* start *
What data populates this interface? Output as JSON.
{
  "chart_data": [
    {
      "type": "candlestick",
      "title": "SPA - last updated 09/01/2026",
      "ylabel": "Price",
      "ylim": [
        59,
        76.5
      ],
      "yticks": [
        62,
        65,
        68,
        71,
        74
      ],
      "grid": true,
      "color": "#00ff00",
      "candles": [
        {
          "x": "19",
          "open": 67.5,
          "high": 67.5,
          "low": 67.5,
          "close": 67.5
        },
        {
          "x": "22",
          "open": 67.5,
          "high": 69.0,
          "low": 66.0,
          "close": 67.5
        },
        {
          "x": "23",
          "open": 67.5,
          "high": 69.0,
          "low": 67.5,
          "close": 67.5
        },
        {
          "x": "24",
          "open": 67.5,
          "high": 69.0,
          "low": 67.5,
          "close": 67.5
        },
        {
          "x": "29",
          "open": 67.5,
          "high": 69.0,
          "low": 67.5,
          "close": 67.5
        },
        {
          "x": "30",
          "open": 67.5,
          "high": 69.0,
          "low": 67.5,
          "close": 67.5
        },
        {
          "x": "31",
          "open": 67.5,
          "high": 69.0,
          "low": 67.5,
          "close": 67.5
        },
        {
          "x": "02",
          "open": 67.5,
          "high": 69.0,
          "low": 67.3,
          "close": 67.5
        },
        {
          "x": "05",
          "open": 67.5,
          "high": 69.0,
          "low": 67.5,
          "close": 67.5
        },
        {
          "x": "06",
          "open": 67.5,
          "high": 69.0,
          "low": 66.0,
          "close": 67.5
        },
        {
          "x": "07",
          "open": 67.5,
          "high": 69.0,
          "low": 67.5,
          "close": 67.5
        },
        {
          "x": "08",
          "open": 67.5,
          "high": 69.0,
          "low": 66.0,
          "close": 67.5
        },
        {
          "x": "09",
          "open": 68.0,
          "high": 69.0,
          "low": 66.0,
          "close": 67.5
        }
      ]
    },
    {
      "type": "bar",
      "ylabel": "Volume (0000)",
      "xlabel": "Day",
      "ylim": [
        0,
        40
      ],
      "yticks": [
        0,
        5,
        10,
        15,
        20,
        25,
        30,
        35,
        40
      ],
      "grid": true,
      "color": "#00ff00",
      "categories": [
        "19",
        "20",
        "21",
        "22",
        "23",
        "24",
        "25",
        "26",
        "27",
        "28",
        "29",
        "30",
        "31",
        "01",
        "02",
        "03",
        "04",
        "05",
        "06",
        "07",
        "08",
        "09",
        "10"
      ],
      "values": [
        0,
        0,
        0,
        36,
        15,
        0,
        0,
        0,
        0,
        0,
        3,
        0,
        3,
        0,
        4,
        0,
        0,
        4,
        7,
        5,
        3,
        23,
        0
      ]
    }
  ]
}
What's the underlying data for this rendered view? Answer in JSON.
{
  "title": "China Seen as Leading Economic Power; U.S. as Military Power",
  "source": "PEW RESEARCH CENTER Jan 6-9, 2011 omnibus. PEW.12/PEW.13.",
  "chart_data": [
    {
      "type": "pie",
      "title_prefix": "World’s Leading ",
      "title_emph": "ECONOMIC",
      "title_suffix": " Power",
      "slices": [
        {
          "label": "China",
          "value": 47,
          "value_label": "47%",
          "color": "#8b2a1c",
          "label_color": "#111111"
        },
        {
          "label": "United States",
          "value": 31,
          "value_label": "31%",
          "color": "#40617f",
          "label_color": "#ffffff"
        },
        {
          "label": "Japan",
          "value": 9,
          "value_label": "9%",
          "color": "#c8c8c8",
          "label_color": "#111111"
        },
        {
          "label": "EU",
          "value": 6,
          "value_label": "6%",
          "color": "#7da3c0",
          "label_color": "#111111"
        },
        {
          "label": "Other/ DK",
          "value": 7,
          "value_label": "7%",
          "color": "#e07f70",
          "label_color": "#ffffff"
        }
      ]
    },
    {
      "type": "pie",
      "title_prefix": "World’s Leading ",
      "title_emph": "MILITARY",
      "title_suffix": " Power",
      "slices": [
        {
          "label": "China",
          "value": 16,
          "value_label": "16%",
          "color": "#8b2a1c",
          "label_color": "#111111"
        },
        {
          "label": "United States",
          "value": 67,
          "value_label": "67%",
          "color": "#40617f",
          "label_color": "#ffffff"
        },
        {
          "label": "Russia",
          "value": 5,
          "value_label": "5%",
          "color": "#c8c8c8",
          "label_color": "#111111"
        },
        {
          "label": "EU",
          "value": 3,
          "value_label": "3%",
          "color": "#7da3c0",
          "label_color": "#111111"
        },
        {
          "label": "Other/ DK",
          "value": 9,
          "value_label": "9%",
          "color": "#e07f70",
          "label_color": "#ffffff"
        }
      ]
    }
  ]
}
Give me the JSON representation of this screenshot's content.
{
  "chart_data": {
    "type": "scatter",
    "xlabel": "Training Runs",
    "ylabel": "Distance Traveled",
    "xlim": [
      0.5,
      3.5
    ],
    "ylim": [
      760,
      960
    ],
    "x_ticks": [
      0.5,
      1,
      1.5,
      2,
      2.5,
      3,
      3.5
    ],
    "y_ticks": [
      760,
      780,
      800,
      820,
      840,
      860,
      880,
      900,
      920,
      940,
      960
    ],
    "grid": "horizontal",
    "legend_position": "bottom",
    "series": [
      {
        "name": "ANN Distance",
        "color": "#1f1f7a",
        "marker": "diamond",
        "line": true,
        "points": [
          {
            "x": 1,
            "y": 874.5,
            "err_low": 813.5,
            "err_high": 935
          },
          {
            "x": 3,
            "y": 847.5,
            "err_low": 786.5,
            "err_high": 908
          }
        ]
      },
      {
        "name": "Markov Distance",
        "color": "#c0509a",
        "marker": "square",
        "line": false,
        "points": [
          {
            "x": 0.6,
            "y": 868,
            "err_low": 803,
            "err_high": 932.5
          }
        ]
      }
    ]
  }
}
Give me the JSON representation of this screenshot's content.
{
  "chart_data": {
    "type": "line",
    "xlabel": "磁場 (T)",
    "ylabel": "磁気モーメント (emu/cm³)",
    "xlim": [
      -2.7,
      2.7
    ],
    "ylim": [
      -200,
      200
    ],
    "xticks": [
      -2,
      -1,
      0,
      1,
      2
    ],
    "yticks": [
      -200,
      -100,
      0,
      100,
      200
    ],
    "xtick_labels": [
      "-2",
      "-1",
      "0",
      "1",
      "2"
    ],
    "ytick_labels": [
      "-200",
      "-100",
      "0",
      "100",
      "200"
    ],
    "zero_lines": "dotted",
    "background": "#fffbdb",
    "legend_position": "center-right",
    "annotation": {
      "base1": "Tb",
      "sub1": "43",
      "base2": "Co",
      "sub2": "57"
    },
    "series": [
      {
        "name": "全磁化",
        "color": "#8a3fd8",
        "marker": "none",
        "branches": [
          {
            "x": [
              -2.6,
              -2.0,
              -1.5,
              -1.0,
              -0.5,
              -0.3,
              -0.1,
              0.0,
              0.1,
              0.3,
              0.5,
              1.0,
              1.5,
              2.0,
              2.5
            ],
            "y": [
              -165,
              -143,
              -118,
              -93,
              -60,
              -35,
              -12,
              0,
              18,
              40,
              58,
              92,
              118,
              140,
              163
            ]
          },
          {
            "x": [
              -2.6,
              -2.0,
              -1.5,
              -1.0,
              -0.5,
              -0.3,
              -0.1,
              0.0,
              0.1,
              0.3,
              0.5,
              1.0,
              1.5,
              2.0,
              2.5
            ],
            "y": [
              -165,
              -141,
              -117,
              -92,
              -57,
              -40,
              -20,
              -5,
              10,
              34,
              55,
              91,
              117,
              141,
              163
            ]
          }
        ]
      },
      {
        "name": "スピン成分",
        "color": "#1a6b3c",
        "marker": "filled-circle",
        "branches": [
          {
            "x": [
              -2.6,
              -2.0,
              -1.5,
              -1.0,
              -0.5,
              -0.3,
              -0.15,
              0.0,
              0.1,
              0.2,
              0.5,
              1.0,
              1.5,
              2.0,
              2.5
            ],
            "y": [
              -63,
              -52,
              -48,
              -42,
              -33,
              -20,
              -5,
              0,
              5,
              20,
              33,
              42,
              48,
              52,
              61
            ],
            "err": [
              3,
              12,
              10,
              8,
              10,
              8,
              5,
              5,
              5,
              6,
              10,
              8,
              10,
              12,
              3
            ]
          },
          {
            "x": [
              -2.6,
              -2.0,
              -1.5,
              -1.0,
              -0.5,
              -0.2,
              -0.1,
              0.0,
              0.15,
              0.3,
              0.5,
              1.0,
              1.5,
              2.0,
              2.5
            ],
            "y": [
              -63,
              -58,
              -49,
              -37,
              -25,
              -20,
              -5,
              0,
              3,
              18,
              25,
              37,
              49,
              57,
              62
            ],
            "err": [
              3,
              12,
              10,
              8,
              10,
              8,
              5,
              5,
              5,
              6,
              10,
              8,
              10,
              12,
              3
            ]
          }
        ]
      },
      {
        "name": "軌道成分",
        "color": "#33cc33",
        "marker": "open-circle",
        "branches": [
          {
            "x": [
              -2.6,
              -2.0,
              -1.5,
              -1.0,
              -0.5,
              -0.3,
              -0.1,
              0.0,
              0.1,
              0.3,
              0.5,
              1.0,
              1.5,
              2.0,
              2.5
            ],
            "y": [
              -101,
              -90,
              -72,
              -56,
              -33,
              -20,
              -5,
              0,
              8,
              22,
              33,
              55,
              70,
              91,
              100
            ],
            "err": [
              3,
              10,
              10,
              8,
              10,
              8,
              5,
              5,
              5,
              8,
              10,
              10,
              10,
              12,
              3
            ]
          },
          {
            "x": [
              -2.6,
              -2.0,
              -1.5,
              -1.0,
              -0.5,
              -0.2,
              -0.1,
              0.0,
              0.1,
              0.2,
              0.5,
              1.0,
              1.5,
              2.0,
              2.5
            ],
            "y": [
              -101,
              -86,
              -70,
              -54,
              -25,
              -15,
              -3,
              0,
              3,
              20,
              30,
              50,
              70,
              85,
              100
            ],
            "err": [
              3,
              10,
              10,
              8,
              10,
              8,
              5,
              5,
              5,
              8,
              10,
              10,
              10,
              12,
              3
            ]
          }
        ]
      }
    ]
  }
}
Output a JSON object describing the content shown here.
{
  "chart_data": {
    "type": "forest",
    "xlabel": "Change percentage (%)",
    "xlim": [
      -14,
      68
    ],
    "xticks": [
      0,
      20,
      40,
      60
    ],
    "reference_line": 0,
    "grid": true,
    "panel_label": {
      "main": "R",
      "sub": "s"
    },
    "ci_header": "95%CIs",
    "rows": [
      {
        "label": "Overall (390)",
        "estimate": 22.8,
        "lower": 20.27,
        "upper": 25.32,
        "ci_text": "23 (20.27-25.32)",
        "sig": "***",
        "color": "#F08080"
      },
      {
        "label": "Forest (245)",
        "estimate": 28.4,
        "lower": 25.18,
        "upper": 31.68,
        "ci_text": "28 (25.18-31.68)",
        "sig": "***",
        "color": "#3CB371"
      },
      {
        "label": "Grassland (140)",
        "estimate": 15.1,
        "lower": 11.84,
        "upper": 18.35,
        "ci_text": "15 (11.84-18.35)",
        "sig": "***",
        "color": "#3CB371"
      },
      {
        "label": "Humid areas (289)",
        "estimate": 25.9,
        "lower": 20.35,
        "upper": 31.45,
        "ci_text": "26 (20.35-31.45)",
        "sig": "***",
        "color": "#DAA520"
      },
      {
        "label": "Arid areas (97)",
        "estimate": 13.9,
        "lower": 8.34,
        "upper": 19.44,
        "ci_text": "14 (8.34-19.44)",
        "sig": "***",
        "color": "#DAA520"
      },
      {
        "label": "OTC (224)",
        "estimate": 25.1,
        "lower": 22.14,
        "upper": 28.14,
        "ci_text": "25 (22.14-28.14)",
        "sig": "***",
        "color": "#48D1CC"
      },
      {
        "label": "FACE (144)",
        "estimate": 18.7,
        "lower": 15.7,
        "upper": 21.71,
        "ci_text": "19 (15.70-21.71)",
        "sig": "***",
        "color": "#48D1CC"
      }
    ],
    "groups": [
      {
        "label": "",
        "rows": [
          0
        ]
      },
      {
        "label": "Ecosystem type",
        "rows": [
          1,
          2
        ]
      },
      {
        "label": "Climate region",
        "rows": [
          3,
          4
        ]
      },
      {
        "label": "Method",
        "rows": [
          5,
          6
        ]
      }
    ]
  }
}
* end *
_What the task asks_
Return every line holding the word "lower" from the records.

_Written answer_
        "lower": 20.27,
        "lower": 25.18,
        "lower": 11.84,
        "lower": 20.35,
        "lower": 8.34,
        "lower": 22.14,
        "lower": 15.7,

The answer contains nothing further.